Aim →
Could you convert each line of the material below into a JSON list of strings, with one string per line, skipping blank lines and leaving out the pictures?

═══ Records supplied ═══

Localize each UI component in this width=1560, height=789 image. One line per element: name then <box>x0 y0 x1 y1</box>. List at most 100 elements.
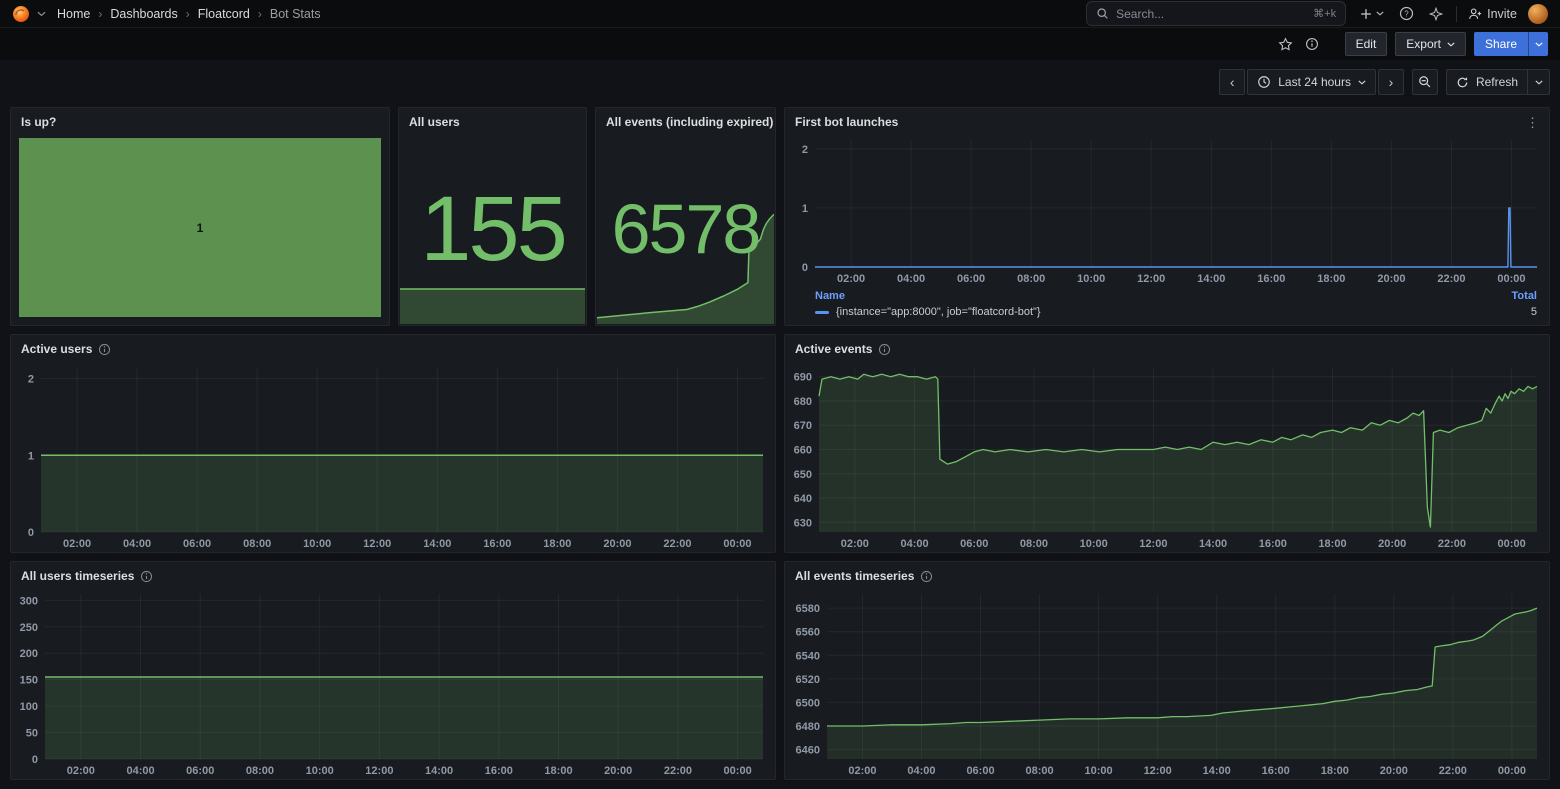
svg-text:08:00: 08:00 <box>1025 765 1053 777</box>
svg-text:10:00: 10:00 <box>1085 765 1113 777</box>
svg-text:12:00: 12:00 <box>1144 765 1172 777</box>
legend-name-header[interactable]: Name <box>815 290 845 302</box>
panel-menu-icon[interactable]: ⋮ <box>1524 116 1541 129</box>
svg-text:16:00: 16:00 <box>483 538 511 550</box>
svg-text:12:00: 12:00 <box>1137 273 1165 285</box>
all-users-sparkline-svg <box>400 288 585 324</box>
breadcrumb-dashboards[interactable]: Dashboards <box>110 7 177 21</box>
svg-text:690: 690 <box>794 372 812 384</box>
svg-text:100: 100 <box>20 701 38 713</box>
svg-text:00:00: 00:00 <box>1498 765 1526 777</box>
chevron-down-icon <box>1534 79 1543 85</box>
ai-sparkle-button[interactable] <box>1427 5 1445 23</box>
refresh-group: Refresh <box>1445 69 1550 95</box>
panel-is-up: Is up? 1 <box>10 107 390 326</box>
panel-header: First bot launches ⋮ <box>785 108 1549 132</box>
panel-title-is-up[interactable]: Is up? <box>21 115 56 129</box>
panel-title-all-users[interactable]: All users <box>409 115 460 129</box>
svg-text:16:00: 16:00 <box>485 765 513 777</box>
star-button[interactable] <box>1276 35 1295 54</box>
active-events-svg: 02:00 04:00 06:00 08:00 10:00 12:00 14:00 16:00… <box>794 367 1538 550</box>
time-shift-back-button[interactable]: ‹ <box>1219 69 1246 95</box>
share-options-button[interactable] <box>1528 32 1548 56</box>
breadcrumb-folder[interactable]: Floatcord <box>198 7 250 21</box>
chevron-down-icon <box>1447 41 1455 47</box>
panel-info-icon[interactable] <box>140 570 153 583</box>
chevron-down-icon[interactable] <box>37 11 46 17</box>
svg-text:12:00: 12:00 <box>365 765 393 777</box>
series-total-value: 5 <box>1530 306 1537 318</box>
panel-info-icon[interactable] <box>920 570 933 583</box>
svg-text:0: 0 <box>802 262 808 274</box>
search-field[interactable] <box>1116 6 1307 21</box>
chevron-down-icon <box>1358 79 1366 85</box>
zoom-out-button[interactable] <box>1411 69 1438 95</box>
edit-label: Edit <box>1355 37 1377 51</box>
breadcrumb-home[interactable]: Home <box>57 7 90 21</box>
panel-header: Active users <box>11 335 775 359</box>
svg-text:00:00: 00:00 <box>1498 538 1526 550</box>
all-users-timeseries-chart[interactable]: 02:00 04:00 06:00 08:00 10:00 12:00 14:00 16:00… <box>11 586 775 779</box>
time-controls: ‹ Last 24 hours › Refresh <box>0 60 1560 95</box>
svg-text:10:00: 10:00 <box>1077 273 1105 285</box>
svg-text:04:00: 04:00 <box>126 765 154 777</box>
share-button[interactable]: Share <box>1473 32 1528 56</box>
panel-info-icon[interactable] <box>878 343 891 356</box>
nav-right-cluster: ⌘+k ? Invite <box>1086 1 1548 26</box>
svg-text:14:00: 14:00 <box>423 538 451 550</box>
panel-header: All events (including expired) <box>596 108 775 132</box>
svg-text:0: 0 <box>28 527 34 539</box>
legend-header: Name Total <box>815 287 1537 304</box>
refresh-button[interactable]: Refresh <box>1445 69 1528 95</box>
refresh-interval-button[interactable] <box>1528 69 1550 95</box>
active-events-chart[interactable]: 02:00 04:00 06:00 08:00 10:00 12:00 14:00 16:00… <box>785 359 1549 552</box>
search-input[interactable]: ⌘+k <box>1086 1 1347 26</box>
panel-title-all-users-timeseries[interactable]: All users timeseries <box>21 569 134 583</box>
all-events-sparkline-svg <box>597 213 774 324</box>
export-button[interactable]: Export <box>1395 32 1466 56</box>
panel-header: All events timeseries <box>785 562 1549 586</box>
active-users-chart[interactable]: 02:00 04:00 06:00 08:00 10:00 12:00 14:00 16:00… <box>11 359 775 552</box>
legend-total-header[interactable]: Total <box>1512 290 1537 302</box>
svg-text:0: 0 <box>32 754 38 766</box>
all-events-timeseries-chart[interactable]: 02:00 04:00 06:00 08:00 10:00 12:00 14:00 16:00… <box>785 586 1549 779</box>
panel-title-first-bot-launches[interactable]: First bot launches <box>795 115 898 129</box>
edit-button[interactable]: Edit <box>1344 32 1388 56</box>
time-range-button[interactable]: Last 24 hours <box>1247 69 1376 95</box>
svg-text:670: 670 <box>794 420 812 432</box>
new-button[interactable] <box>1357 5 1386 23</box>
all-users-sparkline <box>400 252 585 324</box>
legend-series-row[interactable]: {instance="app:8000", job="floatcord-bot… <box>815 304 1537 320</box>
panel-all-users-timeseries: All users timeseries 02:00 04:00 06:00 08:0… <box>10 561 776 780</box>
svg-text:04:00: 04:00 <box>897 273 925 285</box>
dashboard-grid: Is up? 1 All users 155 All events (inclu… <box>0 95 1560 789</box>
panel-title-all-events[interactable]: All events (including expired) <box>606 115 773 129</box>
panel-title-all-events-timeseries[interactable]: All events timeseries <box>795 569 914 583</box>
svg-text:18:00: 18:00 <box>1317 273 1345 285</box>
search-shortcut: ⌘+k <box>1313 8 1337 20</box>
series-label: {instance="app:8000", job="floatcord-bot… <box>836 306 1041 318</box>
panel-title-active-users[interactable]: Active users <box>21 342 92 356</box>
refresh-label: Refresh <box>1475 75 1518 89</box>
svg-text:6500: 6500 <box>796 697 820 709</box>
panel-info-icon[interactable] <box>98 343 111 356</box>
svg-text:6560: 6560 <box>796 627 820 639</box>
invite-button[interactable]: Invite <box>1468 7 1517 21</box>
svg-text:630: 630 <box>794 517 812 529</box>
first-bot-launches-chart[interactable]: 02:00 04:00 06:00 08:00 10:00 12:00 14:00 16:00… <box>785 132 1549 287</box>
help-button[interactable]: ? <box>1397 4 1416 23</box>
dashboard-info-button[interactable] <box>1303 35 1321 53</box>
avatar[interactable] <box>1528 3 1548 24</box>
time-shift-forward-button[interactable]: › <box>1377 69 1404 95</box>
svg-text:6580: 6580 <box>796 603 820 615</box>
svg-text:16:00: 16:00 <box>1259 538 1287 550</box>
svg-text:00:00: 00:00 <box>724 765 752 777</box>
svg-text:50: 50 <box>26 728 38 740</box>
svg-text:18:00: 18:00 <box>1321 765 1349 777</box>
svg-text:20:00: 20:00 <box>604 765 632 777</box>
svg-text:08:00: 08:00 <box>243 538 271 550</box>
grafana-logo[interactable] <box>12 5 30 23</box>
panel-title-active-events[interactable]: Active events <box>795 342 872 356</box>
svg-text:10:00: 10:00 <box>306 765 334 777</box>
all-events-sparkline <box>597 206 774 324</box>
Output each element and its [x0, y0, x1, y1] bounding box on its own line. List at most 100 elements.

═══

Solved exercise →
[
  "Localize each UI component in this width=1560, height=789 image. One line per element: name then <box>x0 y0 x1 y1</box>. List at most 100 elements.",
  "svg-text:08:00: 08:00 <box>1025 765 1053 777</box>",
  "svg-text:10:00: 10:00 <box>1085 765 1113 777</box>",
  "svg-text:12:00: 12:00 <box>1144 765 1172 777</box>",
  "legend-name-header[interactable]: Name <box>815 290 845 302</box>",
  "panel-menu-icon[interactable]: ⋮ <box>1524 116 1541 129</box>",
  "svg-text:16:00: 16:00 <box>483 538 511 550</box>",
  "svg-text:12:00: 12:00 <box>1137 273 1165 285</box>",
  "all-users-sparkline-svg <box>400 288 585 324</box>",
  "breadcrumb-dashboards[interactable]: Dashboards <box>110 7 177 21</box>",
  "svg-text:690: 690 <box>794 372 812 384</box>",
  "svg-text:100: 100 <box>20 701 38 713</box>",
  "svg-text:00:00: 00:00 <box>1498 765 1526 777</box>",
  "chevron-down-icon <box>1534 79 1543 85</box>",
  "ai-sparkle-button[interactable] <box>1427 5 1445 23</box>",
  "refresh-group: Refresh <box>1445 69 1550 95</box>",
  "panel-is-up: Is up? 1 <box>10 107 390 326</box>",
  "panel-header: First bot launches ⋮ <box>785 108 1549 132</box>",
  "panel-title-is-up[interactable]: Is up? <box>21 115 56 129</box>",
  "panel-title-all-users[interactable]: All users <box>409 115 460 129</box>",
  "svg-text:16:00: 16:00 <box>485 765 513 777</box>",
  "star-button[interactable] <box>1276 35 1295 54</box>",
  "active-events-svg: 02:00 04:00 06:00 08:00 10:00 12:00 14:00 16:00… <box>794 367 1538 550</box>",
  "time-shift-back-button[interactable]: ‹ <box>1219 69 1246 95</box>",
  "share-options-button[interactable] <box>1528 32 1548 56</box>",
  "breadcrumb-folder[interactable]: Floatcord <box>198 7 250 21</box>",
  "chevron-down-icon <box>1447 41 1455 47</box>",
  "panel-info-icon[interactable] <box>140 570 153 583</box>",
  "chevron-down-icon[interactable] <box>37 11 46 17</box>",
  "svg-text:12:00: 12:00 <box>365 765 393 777</box>",
  "series-total-value: 5 <box>1530 306 1537 318</box>",
  "panel-info-icon[interactable] <box>920 570 933 583</box>",
  "svg-text:0: 0 <box>802 262 808 274</box>",
  "search-field[interactable] <box>1116 6 1307 21</box>",
  "chevron-down-icon <box>1358 79 1366 85</box>",
  "zoom-out-button[interactable] <box>1411 69 1438 95</box>",
  "edit-label: Edit <box>1355 37 1377 51</box>",
  "breadcrumb-home[interactable]: Home <box>57 7 90 21</box>",
  "panel-header: Active users <box>11 335 775 359</box>",
  "svg-text:00:00: 00:00 <box>1498 538 1526 550</box>",
  "all-users-timeseries-chart[interactable]: 02:00 04:00 06:00 08:00 10:00 12:00 14:00 16:00… <box>11 586 775 779</box>",
  "time-controls: ‹ Last 24 hours › Refresh <box>0 60 1560 95</box>",
  "svg-text:10:00: 10:00 <box>1077 273 1105 285</box>",
  "svg-text:04:00: 04:00 <box>126 765 154 777</box>",
  "share-button[interactable]: Share <box>1473 32 1528 56</box>",
  "panel-info-icon[interactable] <box>878 343 891 356</box>",
  "nav-right-cluster: ⌘+k ? Invite <box>1086 1 1548 26</box>",
  "svg-text:14:00: 14:00 <box>423 538 451 550</box>",
  "panel-header: All events (including expired) <box>596 108 775 132</box>",
  "svg-text:0: 0 <box>28 527 34 539</box>",
  "legend-header: Name Total <box>815 287 1537 304</box>",
  "refresh-button[interactable]: Refresh <box>1445 69 1528 95</box>",
  "refresh-interval-button[interactable] <box>1528 69 1550 95</box>",
  "active-events-chart[interactable]: 02:00 04:00 06:00 08:00 10:00 12:00 14:00 16:00… <box>785 359 1549 552</box>",
  "search-input[interactable]: ⌘+k <box>1086 1 1347 26</box>",
  "panel-title-all-users-timeseries[interactable]: All users timeseries <box>21 569 134 583</box>",
  "all-events-sparkline-svg <box>597 213 774 324</box>",
  "export-button[interactable]: Export <box>1395 32 1466 56</box>",
  "panel-header: All events timeseries <box>785 562 1549 586</box>",
  "active-users-chart[interactable]: 02:00 04:00 06:00 08:00 10:00 12:00 14:00 16:00… <box>11 359 775 552</box>",
  "legend-total-header[interactable]: Total <box>1512 290 1537 302</box>",
  "svg-text:0: 0 <box>32 754 38 766</box>",
  "all-events-timeseries-chart[interactable]: 02:00 04:00 06:00 08:00 10:00 12:00 14:00 16:00… <box>785 586 1549 779</box>",
  "panel-title-first-bot-launches[interactable]: First bot launches <box>795 115 898 129</box>",
  "edit-button[interactable]: Edit <box>1344 32 1388 56</box>",
  "time-range-button[interactable]: Last 24 hours <box>1247 69 1376 95</box>",
  "svg-text:670: 670 <box>794 420 812 432</box>",
  "new-button[interactable] <box>1357 5 1386 23</box>",
  "all-users-sparkline <box>400 252 585 324</box>",
  "legend-series-row[interactable]: {instance=\"app:8000\", job=\"floatcord-bot… <box>815 304 1537 320</box>",
  "panel-all-users-timeseries: All users timeseries 02:00 04:00 06:00 08:0… <box>10 561 776 780</box>",
  "svg-text:04:00: 04:00 <box>897 273 925 285</box>",
  "dashboard-grid: Is up? 1 All users 155 All events (inclu… <box>0 95 1560 789</box>",
  "panel-title-all-events[interactable]: All events (including expired) <box>606 115 773 129</box>",
  "panel-title-all-events-timeseries[interactable]: All events timeseries <box>795 569 914 583</box>",
  "svg-text:18:00: 18:00 <box>1317 273 1345 285</box>",
  "search-shortcut: ⌘+k <box>1313 8 1337 20</box>",
  "series-label: {instance=\"app:8000\", job=\"floatcord-bot… <box>836 306 1041 318</box>",
  "panel-title-active-users[interactable]: Active users <box>21 342 92 356</box>",
  "refresh-label: Refresh <box>1475 75 1518 89</box>",
  "svg-text:6500: 6500 <box>796 697 820 709</box>",
  "panel-info-icon[interactable] <box>98 343 111 356</box>",
  "svg-text:6560: 6560 <box>796 627 820 639</box>",
  "invite-button[interactable]: Invite <box>1468 7 1517 21</box>",
  "svg-text:630: 630 <box>794 517 812 529</box>",
  "first-bot-launches-chart[interactable]: 02:00 04:00 06:00 08:00 10:00 12:00 14:00 16:00… <box>785 132 1549 287</box>",
  "help-button[interactable]: ? <box>1397 4 1416 23</box>",
  "dashboard-info-button[interactable] <box>1303 35 1321 53</box>",
  "avatar[interactable] <box>1528 3 1548 24</box>",
  "time-shift-forward-button[interactable]: › <box>1377 69 1404 95</box>",
  "svg-text:6580: 6580 <box>796 603 820 615</box>",
  "svg-text:16:00: 16:00 <box>1259 538 1287 550</box>",
  "svg-text:00:00: 00:00 <box>724 765 752 777</box>",
  "svg-text:50: 50 <box>26 728 38 740</box>",
  "svg-text:18:00: 18:00 <box>1321 765 1349 777</box>",
  "svg-text:20:00: 20:00 <box>604 765 632 777</box>",
  "svg-text:08:00: 08:00 <box>243 538 271 550</box>",
  "grafana-logo[interactable] <box>12 5 30 23</box>",
  "panel-title-active-events[interactable]: Active events <box>795 342 872 356</box>",
  "svg-text:10:00: 10:00 <box>306 765 334 777</box>",
  "all-events-sparkline <box>597 206 774 324</box>",
  "Output each element and its [x0, y0, x1, y1] bounding box on its own line. List at most 100 elements."
]